**Task goal**
Write out every line of the material exactly as it appears.

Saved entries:
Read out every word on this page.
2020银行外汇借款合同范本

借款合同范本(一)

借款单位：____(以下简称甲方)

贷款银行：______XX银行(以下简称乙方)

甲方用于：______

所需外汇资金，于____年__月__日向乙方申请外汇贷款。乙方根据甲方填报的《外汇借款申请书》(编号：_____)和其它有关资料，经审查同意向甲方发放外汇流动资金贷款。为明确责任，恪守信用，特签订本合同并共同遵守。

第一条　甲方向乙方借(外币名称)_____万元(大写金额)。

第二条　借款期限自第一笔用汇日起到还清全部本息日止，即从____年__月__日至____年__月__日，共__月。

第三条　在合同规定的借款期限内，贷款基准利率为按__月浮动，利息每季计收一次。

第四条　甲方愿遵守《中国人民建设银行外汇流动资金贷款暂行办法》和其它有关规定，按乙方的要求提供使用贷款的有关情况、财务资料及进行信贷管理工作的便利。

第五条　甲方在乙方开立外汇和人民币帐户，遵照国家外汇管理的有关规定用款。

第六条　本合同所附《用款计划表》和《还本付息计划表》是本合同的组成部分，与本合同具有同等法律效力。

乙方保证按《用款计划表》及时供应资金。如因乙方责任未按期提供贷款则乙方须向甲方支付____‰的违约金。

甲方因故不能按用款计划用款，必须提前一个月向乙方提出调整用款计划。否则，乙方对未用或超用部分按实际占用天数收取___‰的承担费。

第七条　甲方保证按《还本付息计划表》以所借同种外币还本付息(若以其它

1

**Result**
Read out every word on this page.
2020银行外汇借款合同范本

借款合同范本(一)

借款单位：____(以下简称甲方)

贷款银行：______XX银行(以下简称乙方)

甲方用于：______

所需外汇资金，于____年__月__日向乙方申请外汇贷款。乙方根据甲方填报的《外汇借款申请书》(编号：_____)和其它有关资料，经审查同意向甲方发放外汇流动资金贷款。为明确责任，恪守信用，特签订本合同并共同遵守。

第一条　甲方向乙方借(外币名称)_____万元(大写金额)。

第二条　借款期限自第一笔用汇日起到还清全部本息日止，即从____年__月__日至____年__月__日，共__月。

第三条　在合同规定的借款期限内，贷款基准利率为按__月浮动，利息每季计收一次。

第四条　甲方愿遵守《中国人民建设银行外汇流动资金贷款暂行办法》和其它有关规定，按乙方的要求提供使用贷款的有关情况、财务资料及进行信贷管理工作的便利。

第五条　甲方在乙方开立外汇和人民币帐户，遵照国家外汇管理的有关规定用款。

第六条　本合同所附《用款计划表》和《还本付息计划表》是本合同的组成部分，与本合同具有同等法律效力。

乙方保证按《用款计划表》及时供应资金。如因乙方责任未按期提供贷款则乙方须向甲方支付____‰的违约金。

甲方因故不能按用款计划用款，必须提前一个月向乙方提出调整用款计划。否则，乙方对未用或超用部分按实际占用天数收取___‰的承担费。

第七条　甲方保证按《还本付息计划表》以所借同种外币还本付息(若以其它

1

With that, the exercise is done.